Extracted material:

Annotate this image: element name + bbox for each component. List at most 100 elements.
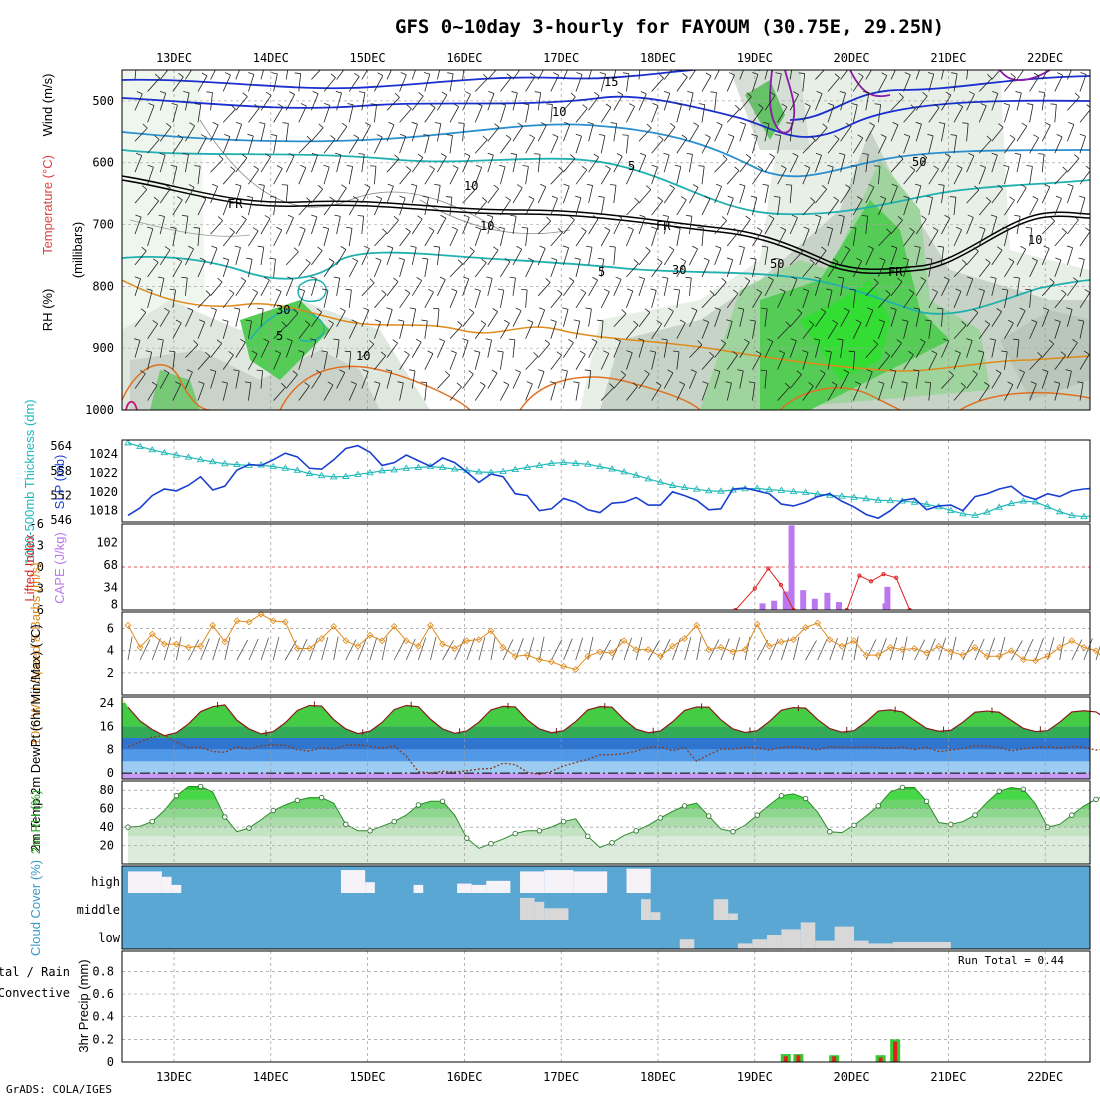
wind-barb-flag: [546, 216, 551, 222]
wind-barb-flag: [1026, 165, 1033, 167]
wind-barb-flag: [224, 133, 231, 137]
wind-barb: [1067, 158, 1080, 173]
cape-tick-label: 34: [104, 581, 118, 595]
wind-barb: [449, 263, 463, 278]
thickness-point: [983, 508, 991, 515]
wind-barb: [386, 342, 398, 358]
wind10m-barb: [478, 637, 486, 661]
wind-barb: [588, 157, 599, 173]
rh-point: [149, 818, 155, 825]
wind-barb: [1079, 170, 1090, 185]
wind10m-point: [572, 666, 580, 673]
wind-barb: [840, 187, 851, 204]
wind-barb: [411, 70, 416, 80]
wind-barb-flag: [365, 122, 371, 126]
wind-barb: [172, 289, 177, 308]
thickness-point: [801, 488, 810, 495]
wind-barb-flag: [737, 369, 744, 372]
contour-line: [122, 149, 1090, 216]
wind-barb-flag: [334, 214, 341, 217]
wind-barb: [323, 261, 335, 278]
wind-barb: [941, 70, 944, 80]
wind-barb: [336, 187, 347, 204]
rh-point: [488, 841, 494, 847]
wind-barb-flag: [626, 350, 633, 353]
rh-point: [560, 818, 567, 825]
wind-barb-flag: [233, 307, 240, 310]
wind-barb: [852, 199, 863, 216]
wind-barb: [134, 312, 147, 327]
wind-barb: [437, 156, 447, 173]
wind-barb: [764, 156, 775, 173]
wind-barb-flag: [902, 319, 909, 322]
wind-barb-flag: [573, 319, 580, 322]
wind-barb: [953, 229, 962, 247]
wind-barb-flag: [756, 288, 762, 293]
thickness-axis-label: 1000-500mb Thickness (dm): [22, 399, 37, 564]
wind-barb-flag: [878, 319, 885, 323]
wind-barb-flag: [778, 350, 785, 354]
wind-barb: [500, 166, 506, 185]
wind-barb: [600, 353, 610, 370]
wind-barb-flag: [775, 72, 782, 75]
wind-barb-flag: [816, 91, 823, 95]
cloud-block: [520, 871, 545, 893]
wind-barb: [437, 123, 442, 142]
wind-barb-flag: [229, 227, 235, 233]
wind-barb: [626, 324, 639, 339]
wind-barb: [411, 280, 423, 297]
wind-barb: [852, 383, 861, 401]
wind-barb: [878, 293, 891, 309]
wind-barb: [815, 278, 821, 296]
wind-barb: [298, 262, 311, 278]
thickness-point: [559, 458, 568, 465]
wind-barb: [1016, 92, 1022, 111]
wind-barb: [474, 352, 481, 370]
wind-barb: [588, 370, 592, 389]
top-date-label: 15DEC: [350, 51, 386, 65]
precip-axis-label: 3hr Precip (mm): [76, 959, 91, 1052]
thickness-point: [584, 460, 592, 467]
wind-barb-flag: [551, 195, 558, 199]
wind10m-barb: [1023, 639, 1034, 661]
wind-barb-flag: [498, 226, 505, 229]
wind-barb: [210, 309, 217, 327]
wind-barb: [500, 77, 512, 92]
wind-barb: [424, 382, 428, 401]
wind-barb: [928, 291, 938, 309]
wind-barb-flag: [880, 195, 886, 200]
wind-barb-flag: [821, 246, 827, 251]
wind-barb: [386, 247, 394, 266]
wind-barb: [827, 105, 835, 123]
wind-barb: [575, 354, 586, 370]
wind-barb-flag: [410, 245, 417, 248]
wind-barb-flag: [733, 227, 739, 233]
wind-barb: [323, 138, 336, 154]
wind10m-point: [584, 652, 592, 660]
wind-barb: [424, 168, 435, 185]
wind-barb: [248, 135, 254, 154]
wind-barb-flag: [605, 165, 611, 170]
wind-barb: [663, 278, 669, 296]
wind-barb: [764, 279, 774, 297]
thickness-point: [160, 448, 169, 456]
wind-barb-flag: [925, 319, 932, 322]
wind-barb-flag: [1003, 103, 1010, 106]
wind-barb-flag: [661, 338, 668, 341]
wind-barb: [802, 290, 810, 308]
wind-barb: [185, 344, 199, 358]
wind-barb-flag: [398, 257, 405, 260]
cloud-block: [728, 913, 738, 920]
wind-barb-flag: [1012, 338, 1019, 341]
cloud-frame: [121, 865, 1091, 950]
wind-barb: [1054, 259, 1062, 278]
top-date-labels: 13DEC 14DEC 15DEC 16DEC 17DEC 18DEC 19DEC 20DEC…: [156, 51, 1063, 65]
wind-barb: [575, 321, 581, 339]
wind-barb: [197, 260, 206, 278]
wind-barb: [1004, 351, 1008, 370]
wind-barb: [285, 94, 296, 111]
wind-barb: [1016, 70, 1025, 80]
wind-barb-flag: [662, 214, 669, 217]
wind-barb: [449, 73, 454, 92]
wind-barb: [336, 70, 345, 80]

What you will do:
Reproduce the material above line for line, without the pictures.

Written solution:
Annotate this image: element name + bbox for each component. List at most 100 elements.
wind-barb-flag: [546, 216, 551, 222]
wind-barb-flag: [1026, 165, 1033, 167]
wind-barb-flag: [224, 133, 231, 137]
wind-barb: [1067, 158, 1080, 173]
cape-tick-label: 34: [104, 581, 118, 595]
wind-barb: [449, 263, 463, 278]
thickness-point: [983, 508, 991, 515]
wind-barb: [386, 342, 398, 358]
wind10m-barb: [478, 637, 486, 661]
wind-barb: [588, 157, 599, 173]
rh-point: [149, 818, 155, 825]
wind-barb: [1079, 170, 1090, 185]
wind10m-point: [572, 666, 580, 673]
wind-barb: [840, 187, 851, 204]
wind-barb: [411, 70, 416, 80]
wind-barb-flag: [365, 122, 371, 126]
wind-barb: [172, 289, 177, 308]
thickness-point: [801, 488, 810, 495]
wind-barb-flag: [737, 369, 744, 372]
contour-line: [122, 149, 1090, 216]
wind-barb-flag: [334, 214, 341, 217]
wind-barb: [323, 261, 335, 278]
wind-barb: [941, 70, 944, 80]
wind-barb: [336, 187, 347, 204]
rh-point: [488, 841, 494, 847]
wind-barb-flag: [626, 350, 633, 353]
rh-point: [560, 818, 567, 825]
wind-barb-flag: [233, 307, 240, 310]
wind-barb: [852, 199, 863, 216]
wind-barb: [134, 312, 147, 327]
wind-barb: [437, 156, 447, 173]
wind-barb: [764, 156, 775, 173]
wind-barb-flag: [902, 319, 909, 322]
wind-barb-flag: [573, 319, 580, 322]
wind-barb: [953, 229, 962, 247]
wind-barb-flag: [756, 288, 762, 293]
thickness-axis-label: 1000-500mb Thickness (dm): [22, 399, 37, 564]
wind-barb-flag: [878, 319, 885, 323]
wind-barb-flag: [778, 350, 785, 354]
wind-barb: [500, 166, 506, 185]
wind-barb: [600, 353, 610, 370]
wind-barb-flag: [775, 72, 782, 75]
wind-barb-flag: [816, 91, 823, 95]
cloud-block: [520, 871, 545, 893]
wind-barb: [437, 123, 442, 142]
wind-barb-flag: [229, 227, 235, 233]
wind-barb: [626, 324, 639, 339]
wind-barb: [411, 280, 423, 297]
wind-barb: [852, 383, 861, 401]
wind-barb: [878, 293, 891, 309]
wind-barb: [815, 278, 821, 296]
wind-barb: [298, 262, 311, 278]
thickness-point: [559, 458, 568, 465]
wind-barb: [1016, 92, 1022, 111]
wind-barb: [474, 352, 481, 370]
wind-barb: [588, 370, 592, 389]
top-date-label: 15DEC: [350, 51, 386, 65]
precip-axis-label: 3hr Precip (mm): [76, 959, 91, 1052]
thickness-point: [584, 460, 592, 467]
wind-barb-flag: [551, 195, 558, 199]
wind10m-barb: [1023, 639, 1034, 661]
wind-barb-flag: [498, 226, 505, 229]
wind-barb: [210, 309, 217, 327]
wind-barb: [500, 77, 512, 92]
wind-barb: [424, 382, 428, 401]
wind-barb: [928, 291, 938, 309]
wind-barb-flag: [880, 195, 886, 200]
wind-barb-flag: [821, 246, 827, 251]
wind-barb: [386, 247, 394, 266]
wind-barb: [827, 105, 835, 123]
wind-barb: [575, 354, 586, 370]
wind-barb-flag: [410, 245, 417, 248]
wind-barb-flag: [733, 227, 739, 233]
wind-barb: [323, 138, 336, 154]
wind10m-point: [584, 652, 592, 660]
wind-barb: [424, 168, 435, 185]
wind-barb: [248, 135, 254, 154]
wind-barb-flag: [605, 165, 611, 170]
wind-barb: [663, 278, 669, 296]
wind-barb: [764, 279, 774, 297]
thickness-point: [160, 448, 169, 456]
wind-barb-flag: [925, 319, 932, 322]
wind-barb-flag: [1003, 103, 1010, 106]
wind-barb-flag: [661, 338, 668, 341]
wind-barb: [802, 290, 810, 308]
wind-barb: [185, 344, 199, 358]
wind-barb-flag: [398, 257, 405, 260]
cloud-block: [728, 913, 738, 920]
wind-barb-flag: [1012, 338, 1019, 341]
cloud-frame: [121, 865, 1091, 950]
wind-barb: [1054, 259, 1062, 278]
top-date-labels: 13DEC 14DEC 15DEC 16DEC 17DEC 18DEC 19DEC 20DEC…: [156, 51, 1063, 65]
wind-barb: [575, 321, 581, 339]
wind-barb: [197, 260, 206, 278]
wind-barb: [1004, 351, 1008, 370]
wind-barb: [285, 94, 296, 111]
wind-barb: [1016, 70, 1025, 80]
wind-barb-flag: [662, 214, 669, 217]
wind-barb: [449, 73, 454, 92]
wind-barb: [336, 70, 345, 80]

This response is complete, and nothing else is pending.